## Goal
Check each line of the material below for "labshebeiadmin". Report how many have it, with no other words.

++++ Source data

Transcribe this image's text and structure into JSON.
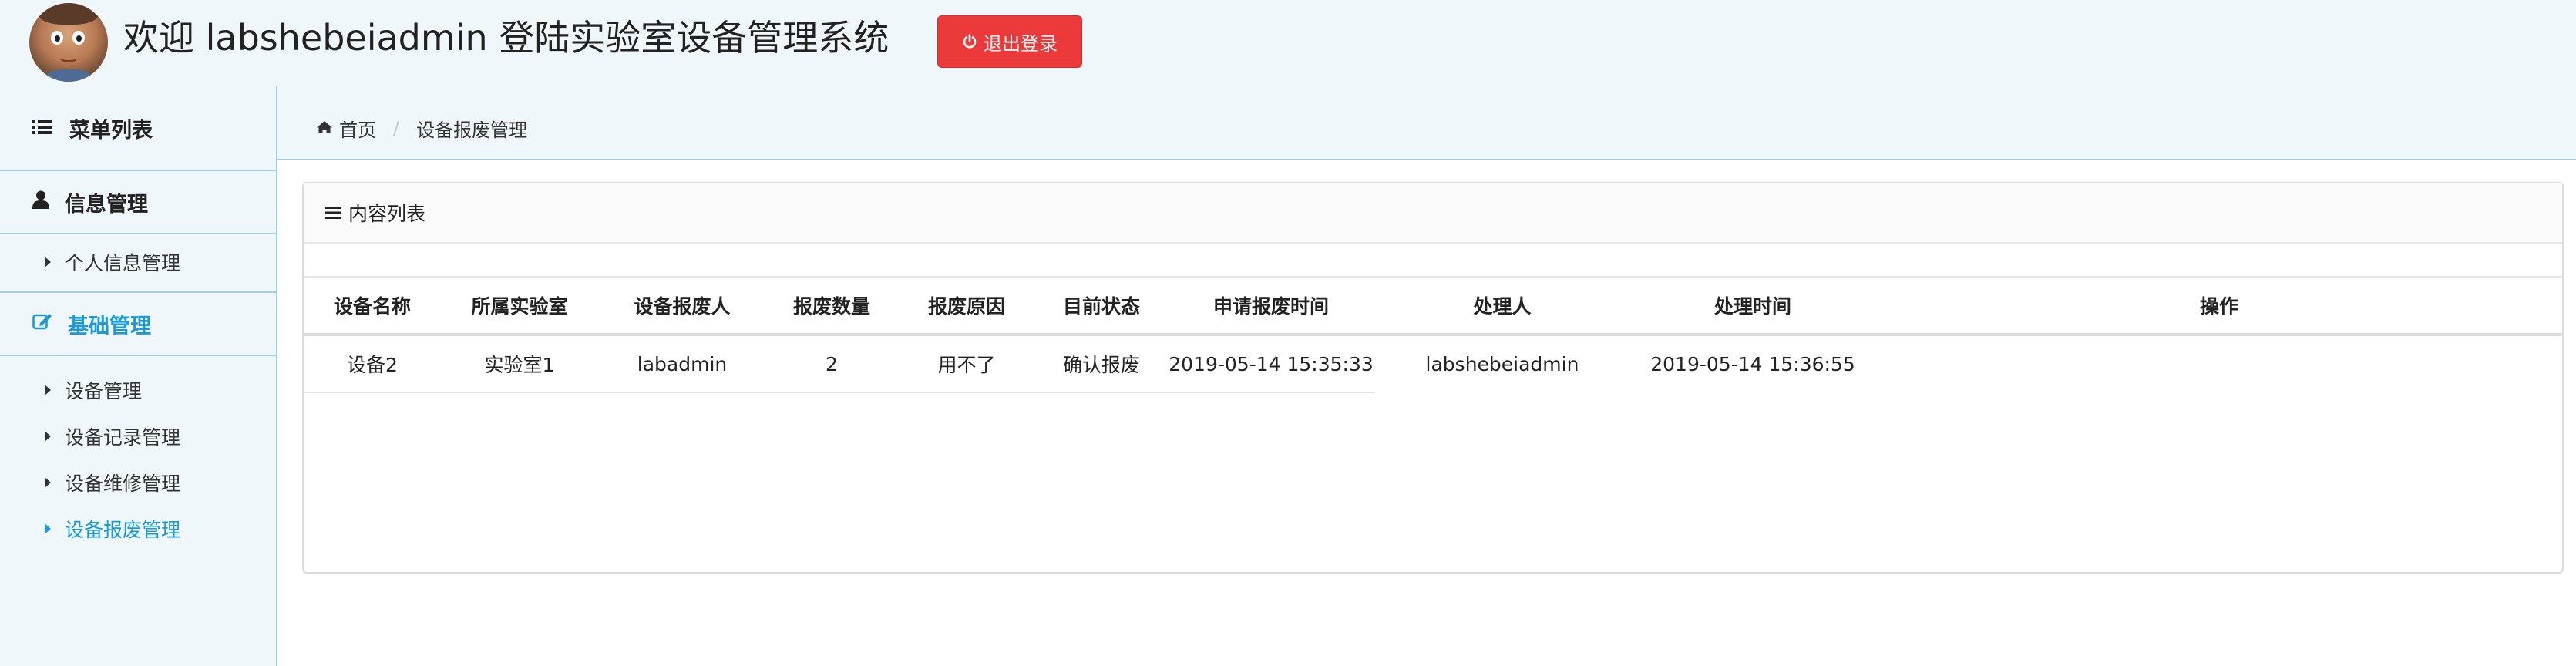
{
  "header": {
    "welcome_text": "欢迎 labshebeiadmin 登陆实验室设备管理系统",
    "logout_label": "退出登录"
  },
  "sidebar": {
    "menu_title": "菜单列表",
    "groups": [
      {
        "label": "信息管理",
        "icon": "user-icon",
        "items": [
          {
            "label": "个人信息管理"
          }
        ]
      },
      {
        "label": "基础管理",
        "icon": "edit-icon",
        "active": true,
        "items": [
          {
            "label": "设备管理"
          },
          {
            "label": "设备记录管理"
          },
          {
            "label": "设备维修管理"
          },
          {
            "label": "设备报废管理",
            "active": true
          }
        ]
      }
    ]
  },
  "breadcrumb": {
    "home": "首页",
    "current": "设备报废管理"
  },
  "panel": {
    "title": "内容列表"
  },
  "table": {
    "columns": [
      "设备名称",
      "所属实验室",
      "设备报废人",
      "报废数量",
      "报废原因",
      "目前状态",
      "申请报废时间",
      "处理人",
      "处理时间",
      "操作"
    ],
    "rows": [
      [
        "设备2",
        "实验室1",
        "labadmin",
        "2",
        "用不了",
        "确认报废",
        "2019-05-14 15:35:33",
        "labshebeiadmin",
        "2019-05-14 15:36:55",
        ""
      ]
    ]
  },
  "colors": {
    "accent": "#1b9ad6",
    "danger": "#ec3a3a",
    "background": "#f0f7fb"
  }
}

++++++++

## Written answer
2